* START Records provided *
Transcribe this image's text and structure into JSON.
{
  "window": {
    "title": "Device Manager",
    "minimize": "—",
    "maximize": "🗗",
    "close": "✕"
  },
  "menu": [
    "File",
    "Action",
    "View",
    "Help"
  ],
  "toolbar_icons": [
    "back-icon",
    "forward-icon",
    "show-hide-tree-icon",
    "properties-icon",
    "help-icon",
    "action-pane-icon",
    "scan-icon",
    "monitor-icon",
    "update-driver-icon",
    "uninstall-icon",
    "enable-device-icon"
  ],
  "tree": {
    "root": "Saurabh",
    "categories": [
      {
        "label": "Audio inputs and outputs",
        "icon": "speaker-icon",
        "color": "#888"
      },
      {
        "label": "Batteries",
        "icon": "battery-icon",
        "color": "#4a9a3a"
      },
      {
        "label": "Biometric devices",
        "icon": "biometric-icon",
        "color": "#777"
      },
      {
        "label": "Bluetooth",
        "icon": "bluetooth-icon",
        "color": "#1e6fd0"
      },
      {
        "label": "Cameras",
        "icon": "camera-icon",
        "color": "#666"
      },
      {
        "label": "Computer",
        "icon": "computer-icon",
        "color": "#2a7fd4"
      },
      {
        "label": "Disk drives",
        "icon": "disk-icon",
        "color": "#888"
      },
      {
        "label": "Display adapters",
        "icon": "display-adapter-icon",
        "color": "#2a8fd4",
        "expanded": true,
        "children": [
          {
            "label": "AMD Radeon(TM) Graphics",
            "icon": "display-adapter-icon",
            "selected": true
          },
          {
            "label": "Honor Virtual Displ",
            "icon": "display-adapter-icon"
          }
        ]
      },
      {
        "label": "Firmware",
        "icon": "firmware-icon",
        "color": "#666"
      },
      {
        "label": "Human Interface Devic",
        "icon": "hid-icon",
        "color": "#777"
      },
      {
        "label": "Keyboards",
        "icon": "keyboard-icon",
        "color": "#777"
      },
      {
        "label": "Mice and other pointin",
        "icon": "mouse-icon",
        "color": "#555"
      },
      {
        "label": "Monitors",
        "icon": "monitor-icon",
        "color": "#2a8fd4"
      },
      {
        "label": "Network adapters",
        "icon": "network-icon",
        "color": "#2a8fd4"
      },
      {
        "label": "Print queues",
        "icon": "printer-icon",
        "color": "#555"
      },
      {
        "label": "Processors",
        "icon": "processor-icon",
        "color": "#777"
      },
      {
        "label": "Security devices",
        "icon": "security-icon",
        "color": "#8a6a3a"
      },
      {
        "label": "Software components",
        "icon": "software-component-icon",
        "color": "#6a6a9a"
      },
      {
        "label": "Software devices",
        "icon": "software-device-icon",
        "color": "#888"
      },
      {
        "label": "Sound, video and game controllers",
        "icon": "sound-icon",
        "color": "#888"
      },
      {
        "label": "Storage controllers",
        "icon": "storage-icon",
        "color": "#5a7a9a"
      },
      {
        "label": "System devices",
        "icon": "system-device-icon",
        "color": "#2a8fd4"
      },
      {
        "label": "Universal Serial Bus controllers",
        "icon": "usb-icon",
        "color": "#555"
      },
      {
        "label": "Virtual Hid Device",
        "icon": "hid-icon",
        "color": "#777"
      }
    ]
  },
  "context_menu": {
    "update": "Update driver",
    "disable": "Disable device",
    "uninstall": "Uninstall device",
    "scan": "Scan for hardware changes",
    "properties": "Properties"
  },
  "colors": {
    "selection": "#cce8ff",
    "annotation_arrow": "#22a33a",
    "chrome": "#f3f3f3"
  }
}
* END Records provided *
#### What you will do:
Using the records above, find and show each line with the string "properties".

#### Response to this task:
    "properties-icon",
    "properties": "Properties"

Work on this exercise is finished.